-- begin --

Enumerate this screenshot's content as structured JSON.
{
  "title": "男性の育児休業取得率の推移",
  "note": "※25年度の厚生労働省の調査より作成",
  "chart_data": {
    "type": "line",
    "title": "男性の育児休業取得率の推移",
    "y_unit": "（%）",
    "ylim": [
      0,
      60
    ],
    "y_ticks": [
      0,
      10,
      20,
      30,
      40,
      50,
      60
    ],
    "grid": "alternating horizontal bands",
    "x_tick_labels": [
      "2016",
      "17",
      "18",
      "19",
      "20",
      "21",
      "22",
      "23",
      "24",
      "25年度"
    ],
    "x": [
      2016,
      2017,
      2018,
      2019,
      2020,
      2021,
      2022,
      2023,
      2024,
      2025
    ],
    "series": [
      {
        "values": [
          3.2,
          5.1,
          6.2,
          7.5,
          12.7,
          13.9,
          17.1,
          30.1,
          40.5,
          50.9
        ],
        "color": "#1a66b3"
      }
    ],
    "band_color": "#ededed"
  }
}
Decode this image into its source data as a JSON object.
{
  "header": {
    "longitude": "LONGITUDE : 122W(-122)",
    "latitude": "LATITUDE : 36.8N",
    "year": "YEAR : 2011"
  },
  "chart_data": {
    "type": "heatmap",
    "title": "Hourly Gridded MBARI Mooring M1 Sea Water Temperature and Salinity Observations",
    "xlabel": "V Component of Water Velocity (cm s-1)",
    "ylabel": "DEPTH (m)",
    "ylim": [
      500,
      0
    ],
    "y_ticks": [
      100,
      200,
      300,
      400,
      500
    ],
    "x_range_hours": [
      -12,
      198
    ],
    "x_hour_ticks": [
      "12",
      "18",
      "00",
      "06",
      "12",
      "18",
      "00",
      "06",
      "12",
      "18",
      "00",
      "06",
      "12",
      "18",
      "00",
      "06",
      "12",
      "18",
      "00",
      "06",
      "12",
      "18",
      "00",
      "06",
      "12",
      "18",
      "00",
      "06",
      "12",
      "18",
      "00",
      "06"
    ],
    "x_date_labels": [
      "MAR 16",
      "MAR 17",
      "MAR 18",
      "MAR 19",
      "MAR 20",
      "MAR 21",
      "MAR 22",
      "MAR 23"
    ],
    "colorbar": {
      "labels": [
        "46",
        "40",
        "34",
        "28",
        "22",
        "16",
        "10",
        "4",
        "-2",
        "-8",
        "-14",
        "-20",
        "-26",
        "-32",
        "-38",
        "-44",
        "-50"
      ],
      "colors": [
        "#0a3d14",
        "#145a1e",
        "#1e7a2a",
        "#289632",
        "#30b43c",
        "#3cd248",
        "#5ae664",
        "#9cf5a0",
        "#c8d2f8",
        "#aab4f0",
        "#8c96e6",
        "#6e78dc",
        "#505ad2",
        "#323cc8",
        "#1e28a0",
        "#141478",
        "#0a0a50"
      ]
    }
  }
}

-- end --

Given task:
Set down all of the records shown above once more, exactly.

Written answer:
Enumerate this screenshot's content as structured JSON.
{
  "title": "男性の育児休業取得率の推移",
  "note": "※25年度の厚生労働省の調査より作成",
  "chart_data": {
    "type": "line",
    "title": "男性の育児休業取得率の推移",
    "y_unit": "（%）",
    "ylim": [
      0,
      60
    ],
    "y_ticks": [
      0,
      10,
      20,
      30,
      40,
      50,
      60
    ],
    "grid": "alternating horizontal bands",
    "x_tick_labels": [
      "2016",
      "17",
      "18",
      "19",
      "20",
      "21",
      "22",
      "23",
      "24",
      "25年度"
    ],
    "x": [
      2016,
      2017,
      2018,
      2019,
      2020,
      2021,
      2022,
      2023,
      2024,
      2025
    ],
    "series": [
      {
        "values": [
          3.2,
          5.1,
          6.2,
          7.5,
          12.7,
          13.9,
          17.1,
          30.1,
          40.5,
          50.9
        ],
        "color": "#1a66b3"
      }
    ],
    "band_color": "#ededed"
  }
}
Decode this image into its source data as a JSON object.
{
  "header": {
    "longitude": "LONGITUDE : 122W(-122)",
    "latitude": "LATITUDE : 36.8N",
    "year": "YEAR : 2011"
  },
  "chart_data": {
    "type": "heatmap",
    "title": "Hourly Gridded MBARI Mooring M1 Sea Water Temperature and Salinity Observations",
    "xlabel": "V Component of Water Velocity (cm s-1)",
    "ylabel": "DEPTH (m)",
    "ylim": [
      500,
      0
    ],
    "y_ticks": [
      100,
      200,
      300,
      400,
      500
    ],
    "x_range_hours": [
      -12,
      198
    ],
    "x_hour_ticks": [
      "12",
      "18",
      "00",
      "06",
      "12",
      "18",
      "00",
      "06",
      "12",
      "18",
      "00",
      "06",
      "12",
      "18",
      "00",
      "06",
      "12",
      "18",
      "00",
      "06",
      "12",
      "18",
      "00",
      "06",
      "12",
      "18",
      "00",
      "06",
      "12",
      "18",
      "00",
      "06"
    ],
    "x_date_labels": [
      "MAR 16",
      "MAR 17",
      "MAR 18",
      "MAR 19",
      "MAR 20",
      "MAR 21",
      "MAR 22",
      "MAR 23"
    ],
    "colorbar": {
      "labels": [
        "46",
        "40",
        "34",
        "28",
        "22",
        "16",
        "10",
        "4",
        "-2",
        "-8",
        "-14",
        "-20",
        "-26",
        "-32",
        "-38",
        "-44",
        "-50"
      ],
      "colors": [
        "#0a3d14",
        "#145a1e",
        "#1e7a2a",
        "#289632",
        "#30b43c",
        "#3cd248",
        "#5ae664",
        "#9cf5a0",
        "#c8d2f8",
        "#aab4f0",
        "#8c96e6",
        "#6e78dc",
        "#505ad2",
        "#323cc8",
        "#1e28a0",
        "#141478",
        "#0a0a50"
      ]
    }
  }
}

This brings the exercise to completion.